::: DOCUMENT EXTRACT :::

Economics and the Fallacy of Composition--December 7, 2008

December 7, 2008

From Wikipedia: In Keynesian macroeconomics, the "paradox of thrift" illustrates this fallacy: increasing saving (or "thrift") is obviously good for an individual, since it provides for retirement or a "rainy day," but if everyone saves more, it may cause a recession by reducing consumer demand.

These days, most of us know that the most significant answer to the world recession is for citizens of the world to spend, spend, spend. Even with our ability to spend severely damaged, we can still spend--at least some of us can. And, the need to spend now is greater than ever, tho the capacity to spend is so much less.

While saving, in the long run, is a good thing--for governments, businesses, and for individuals, it's not a good thing collectively just now.

The way this works is that if all of us spent (to avoid drifting into distraction from the main point, let's assume we all spend on good things, like education, better schools, home improvements that have value, physical fitness, fuel efficient cars, etc.) aggressively, we'd quickly grow our economy out of the recession. If only a few of us spend (the wealthy, for example), it will not grow the economy. If only a few spend and we're among the few, we deplete our personal savings and safety and it doesn't help much. We may end up in poverty.

::: EXTRACTED DATA :::

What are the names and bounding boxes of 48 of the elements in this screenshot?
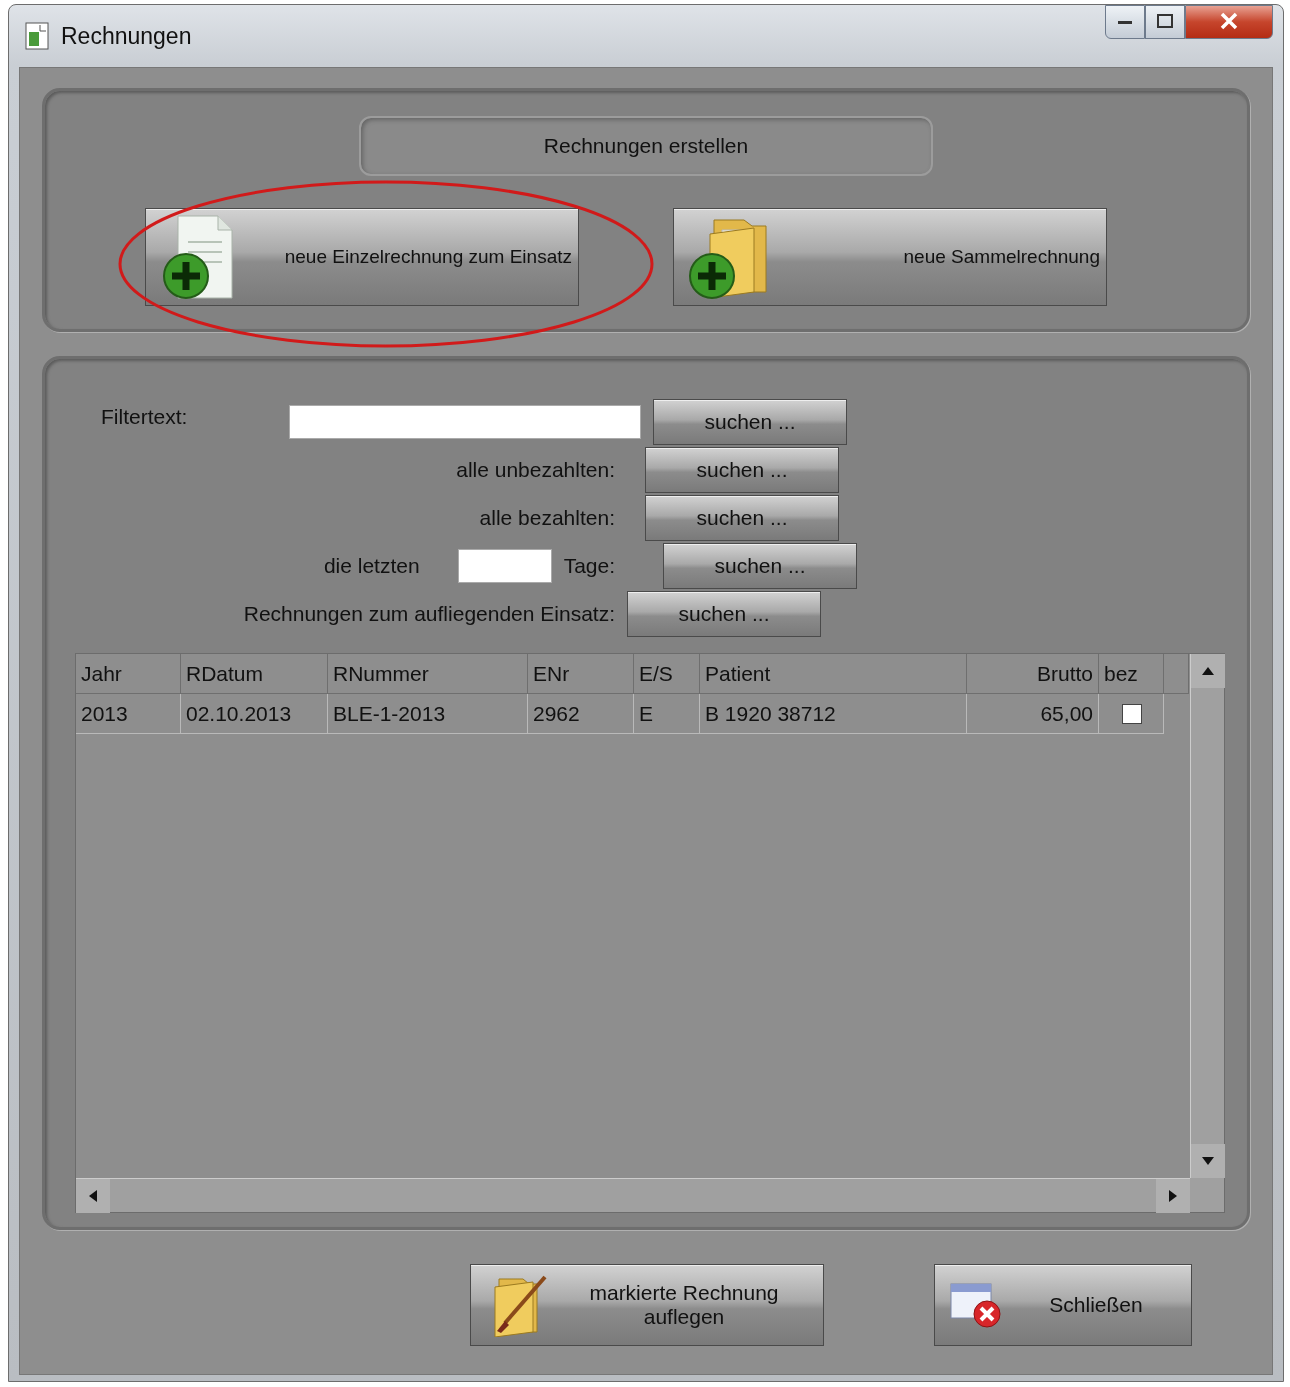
scroll-left-icon[interactable] (76, 1179, 110, 1213)
search-button[interactable]: suchen ... (653, 399, 847, 445)
column-header[interactable]: ENr (528, 654, 634, 694)
field-label: alle bezahlten: (479, 506, 615, 530)
filter-text-field[interactable] (289, 405, 641, 439)
close-window-button[interactable]: Schließen (934, 1264, 1192, 1346)
column-header[interactable]: RDatum (181, 654, 328, 694)
column-header[interactable]: Jahr (76, 654, 181, 694)
column-header[interactable]: RNummer (328, 654, 528, 694)
field-label: Tage: (563, 554, 615, 578)
assign-invoice-button[interactable]: markierte Rechnung auflegen (470, 1264, 824, 1346)
app-icon (25, 22, 49, 50)
window-title: Rechnungen (61, 22, 193, 50)
maximize-button[interactable] (1145, 5, 1185, 39)
horizontal-scrollbar[interactable] (76, 1178, 1190, 1212)
table-cell: 02.10.2013 (181, 694, 328, 734)
table-cell: 65,00 (967, 694, 1099, 734)
table-cell: 2962 (528, 694, 634, 734)
scroll-right-icon[interactable] (1156, 1179, 1190, 1213)
scroll-up-icon[interactable] (1191, 654, 1225, 688)
table-cell: E (634, 694, 700, 734)
maximize-icon (1155, 11, 1175, 30)
panel-heading: Rechnungen erstellen (359, 116, 933, 176)
filter-label: Filtertext: (101, 405, 188, 429)
search-button[interactable]: suchen ... (645, 495, 839, 541)
search-button[interactable]: suchen ... (645, 447, 839, 493)
days-field[interactable] (457, 549, 552, 583)
column-header[interactable]: Brutto (967, 654, 1099, 694)
column-header[interactable]: Patient (700, 654, 967, 694)
table-cell: 2013 (76, 694, 181, 734)
scrollbar-corner (1190, 1178, 1224, 1212)
close-button[interactable] (1185, 5, 1273, 39)
field-label: die letzten (323, 554, 420, 578)
search-button[interactable]: suchen ... (663, 543, 857, 589)
field-label: Rechnungen zum aufliegenden Einsatz: (243, 602, 615, 626)
search-button[interactable]: suchen ... (627, 591, 821, 637)
table-cell: B 1920 38712 (700, 694, 967, 734)
vertical-scrollbar[interactable] (1190, 654, 1224, 1178)
minimize-button[interactable] (1105, 5, 1145, 39)
field-label: alle unbezahlten: (456, 458, 615, 482)
new-invoice-button[interactable]: neue Einzelrechnung zum Einsatz (145, 208, 579, 306)
close-icon (1218, 10, 1240, 31)
new-collective-invoice-button[interactable]: neue Sammelrechnung (673, 208, 1107, 306)
table-cell: BLE-1-2013 (328, 694, 528, 734)
column-header[interactable]: bez (1099, 654, 1164, 694)
scroll-down-icon[interactable] (1191, 1144, 1225, 1178)
column-header[interactable]: E/S (634, 654, 700, 694)
paid-checkbox[interactable] (1122, 703, 1142, 724)
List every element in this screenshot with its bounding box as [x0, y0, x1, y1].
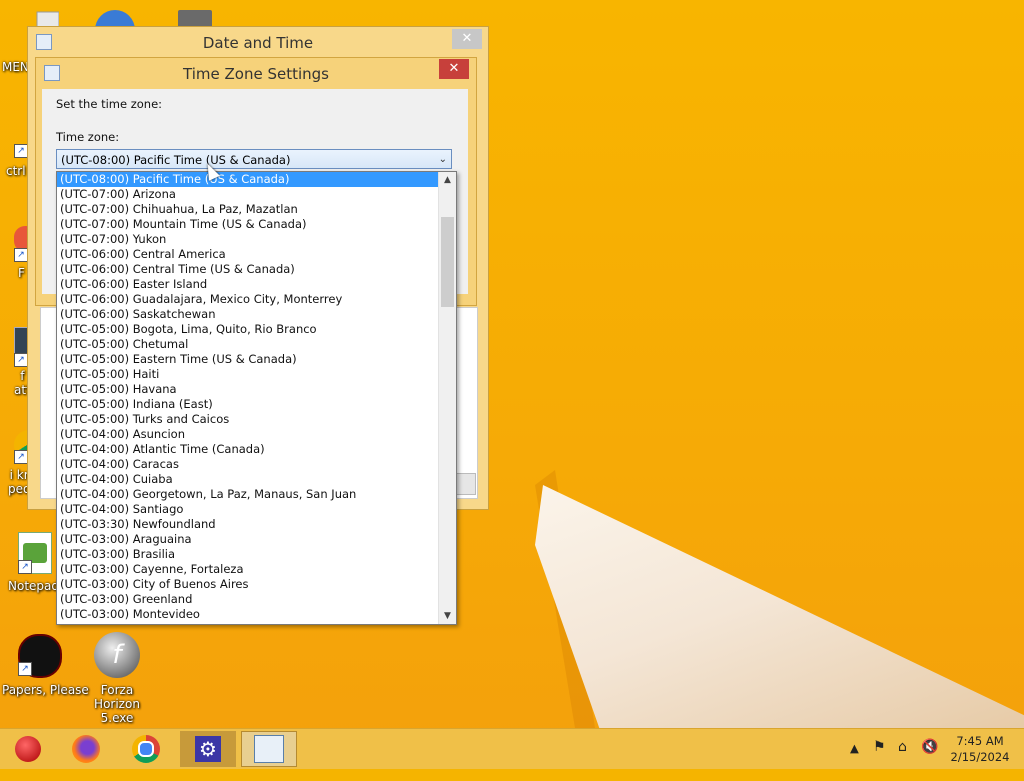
- time-zone-option[interactable]: (UTC-04:00) Santiago: [57, 502, 438, 517]
- dropdown-options: (UTC-08:00) Pacific Time (US & Canada) (U…: [57, 172, 438, 622]
- time-zone-option[interactable]: (UTC-06:00) Saskatchewan: [57, 307, 438, 322]
- set-time-zone-label: Set the time zone:: [56, 97, 163, 111]
- time-zone-option[interactable]: (UTC-05:00) Haiti: [57, 367, 438, 382]
- desktop-icon-label: Papers, Please: [2, 683, 89, 697]
- shortcut-arrow-icon: ↗: [14, 144, 28, 158]
- taskbar-date-time[interactable]: [241, 731, 297, 767]
- window-title: Date and Time: [202, 34, 314, 52]
- shortcut-arrow-icon: ↗: [18, 662, 32, 676]
- chevron-down-icon: ⌄: [438, 154, 447, 165]
- time-zone-option[interactable]: (UTC-07:00) Chihuahua, La Paz, Mazatlan: [57, 202, 438, 217]
- date-time-icon: [254, 735, 284, 763]
- time-zone-option[interactable]: (UTC-07:00) Mountain Time (US & Canada): [57, 217, 438, 232]
- desktop-icon-label: Notepad: [8, 579, 59, 593]
- ornament-icon: [15, 736, 41, 762]
- time-zone-option[interactable]: (UTC-03:00) City of Buenos Aires: [57, 577, 438, 592]
- desktop-icon-label: Forza Horizon 5.exe: [94, 683, 140, 725]
- time-zone-dropdown-list[interactable]: (UTC-08:00) Pacific Time (US & Canada) (U…: [56, 171, 457, 625]
- time-zone-option[interactable]: (UTC-03:30) Newfoundland: [57, 517, 438, 532]
- time-zone-option[interactable]: (UTC-06:00) Easter Island: [57, 277, 438, 292]
- network-icon[interactable]: ⌂: [898, 739, 907, 779]
- desktop-icon-label: MEN: [2, 60, 29, 74]
- scrollbar[interactable]: ▲ ▼: [438, 172, 456, 624]
- time-zone-option[interactable]: (UTC-04:00) Caracas: [57, 457, 438, 472]
- time-zone-option[interactable]: (UTC-05:00) Chetumal: [57, 337, 438, 352]
- taskbar-start-ornament[interactable]: [0, 731, 56, 767]
- time-zone-option[interactable]: (UTC-04:00) Georgetown, La Paz, Manaus, …: [57, 487, 438, 502]
- time-zone-option[interactable]: (UTC-06:00) Guadalajara, Mexico City, Mo…: [57, 292, 438, 307]
- show-hidden-icons[interactable]: ▲: [850, 741, 859, 781]
- shortcut-arrow-icon: ↗: [14, 248, 28, 262]
- scroll-up-icon[interactable]: ▲: [439, 172, 456, 188]
- flash-icon: f: [94, 632, 140, 678]
- clock[interactable]: 7:45 AM 2/15/2024: [940, 733, 1020, 765]
- title-bar[interactable]: Time Zone Settings ✕: [36, 58, 476, 88]
- time-zone-option[interactable]: (UTC-04:00) Atlantic Time (Canada): [57, 442, 438, 457]
- title-bar[interactable]: Date and Time ✕: [28, 27, 488, 57]
- time-zone-option[interactable]: (UTC-03:00) Greenland: [57, 592, 438, 607]
- taskbar: ⚙ ▲ ⚑ ⌂ 🔇 7:45 AM 2/15/2024: [0, 728, 1024, 769]
- scroll-down-icon[interactable]: ▼: [439, 608, 456, 624]
- time-zone-label: Time zone:: [56, 130, 120, 144]
- time-zone-option[interactable]: (UTC-07:00) Yukon: [57, 232, 438, 247]
- volume-muted-icon[interactable]: 🔇: [921, 739, 938, 779]
- time-zone-option[interactable]: (UTC-07:00) Arizona: [57, 187, 438, 202]
- time-zone-option[interactable]: (UTC-04:00) Cuiaba: [57, 472, 438, 487]
- shortcut-arrow-icon: ↗: [18, 560, 32, 574]
- window-title: Time Zone Settings: [183, 65, 329, 83]
- shortcut-arrow-icon: ↗: [14, 353, 28, 367]
- taskbar-firefox[interactable]: [58, 731, 114, 767]
- time-zone-option[interactable]: (UTC-06:00) Central America: [57, 247, 438, 262]
- chrome-icon: [132, 735, 160, 763]
- time-zone-option[interactable]: (UTC-05:00) Turks and Caicos: [57, 412, 438, 427]
- taskbar-settings[interactable]: ⚙: [180, 731, 236, 767]
- time-zone-option[interactable]: (UTC-06:00) Central Time (US & Canada): [57, 262, 438, 277]
- scrollbar-thumb[interactable]: [441, 217, 454, 307]
- time-zone-option[interactable]: (UTC-05:00) Indiana (East): [57, 397, 438, 412]
- close-button[interactable]: ✕: [452, 29, 482, 49]
- time-zone-option[interactable]: (UTC-05:00) Bogota, Lima, Quito, Rio Bra…: [57, 322, 438, 337]
- combobox-value: (UTC-08:00) Pacific Time (US & Canada): [61, 153, 291, 167]
- close-button[interactable]: ✕: [439, 59, 469, 79]
- time-zone-option[interactable]: (UTC-04:00) Asuncion: [57, 427, 438, 442]
- time-zone-option[interactable]: (UTC-05:00) Eastern Time (US & Canada): [57, 352, 438, 367]
- time-zone-option[interactable]: (UTC-03:00) Araguaina: [57, 532, 438, 547]
- settings-icon: ⚙: [195, 736, 221, 762]
- time-zone-combobox[interactable]: (UTC-08:00) Pacific Time (US & Canada) ⌄: [56, 149, 452, 169]
- taskbar-chrome[interactable]: [118, 731, 174, 767]
- partial-button[interactable]: [456, 473, 476, 495]
- desktop-icon-label: F: [18, 266, 25, 280]
- firefox-icon: [72, 735, 100, 763]
- time-zone-option[interactable]: (UTC-08:00) Pacific Time (US & Canada): [57, 172, 438, 187]
- time-zone-option[interactable]: (UTC-05:00) Havana: [57, 382, 438, 397]
- clock-date: 2/15/2024: [950, 750, 1010, 764]
- action-center-flag-icon[interactable]: ⚑: [873, 739, 886, 779]
- clock-time: 7:45 AM: [956, 734, 1004, 748]
- time-zone-option[interactable]: (UTC-03:00) Brasilia: [57, 547, 438, 562]
- time-zone-option[interactable]: (UTC-03:00) Cayenne, Fortaleza: [57, 562, 438, 577]
- shortcut-arrow-icon: ↗: [14, 450, 28, 464]
- desktop-icon-label: ctrl: [6, 164, 26, 178]
- time-zone-option[interactable]: (UTC-03:00) Montevideo: [57, 607, 438, 622]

:::

- **SET OF TASKS**:
a: In the text on the fallacy of composition, what does the paradox of thrift say may happen if everyone saves more?
b: Write down the text on the fallacy of composition from "These days, most" to "so much less." without changing a word.
c: Pick up the text on the fallacy of composition after its final sentence and keep writing.

- **ANSWERS FOR THE EXERCISE**:
a: It may cause a recession by reducing consumer demand.

b:
These days, most of us know that the most significant answer to the world recession is for citizens of the world to spend, spend, spend. Even with our ability to spend severely damaged, we can still spend--at least some of us can. And, the need to spend now is greater than ever, tho the capacity to spend is so much less.

c:
Provocative questions arise, when one stops to consider the fallacy of composition: Is it immoral for us (having a little money left) to retreat to cutting all our discretionary expenditures now--shouldn't we be trying to spend all that we have, for the common good? And, what about government--it seems our budget (at least in the US) was already frighteningly deficit before the recession arrived. And now, it's good for us to double or triple our deficit to get out of it? Yes, maybe so, if we do, how will we rein in these "temporary" excesses when we have rescued employment and growth?